• [RECORD EXCERPTS]:
------------
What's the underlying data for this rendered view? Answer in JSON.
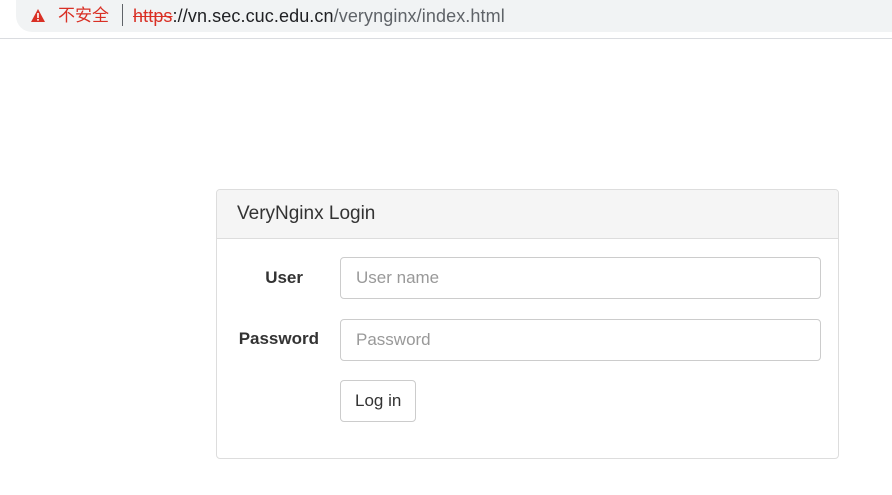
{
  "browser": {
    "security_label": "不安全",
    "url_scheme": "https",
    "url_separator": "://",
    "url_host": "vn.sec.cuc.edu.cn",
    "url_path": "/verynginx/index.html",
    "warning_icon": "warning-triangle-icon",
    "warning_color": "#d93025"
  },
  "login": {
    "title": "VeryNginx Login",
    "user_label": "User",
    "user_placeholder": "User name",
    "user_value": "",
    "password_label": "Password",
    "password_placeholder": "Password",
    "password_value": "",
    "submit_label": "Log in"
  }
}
------------
• [GIVEN PROBLEM]:
The pictures should not be reproduced; quote all of the other material exactly.

• [RESULT]:
What's the underlying data for this rendered view? Answer in JSON.
{
  "browser": {
    "security_label": "不安全",
    "url_scheme": "https",
    "url_separator": "://",
    "url_host": "vn.sec.cuc.edu.cn",
    "url_path": "/verynginx/index.html",
    "warning_icon": "warning-triangle-icon",
    "warning_color": "#d93025"
  },
  "login": {
    "title": "VeryNginx Login",
    "user_label": "User",
    "user_placeholder": "User name",
    "user_value": "",
    "password_label": "Password",
    "password_placeholder": "Password",
    "password_value": "",
    "submit_label": "Log in"
  }
}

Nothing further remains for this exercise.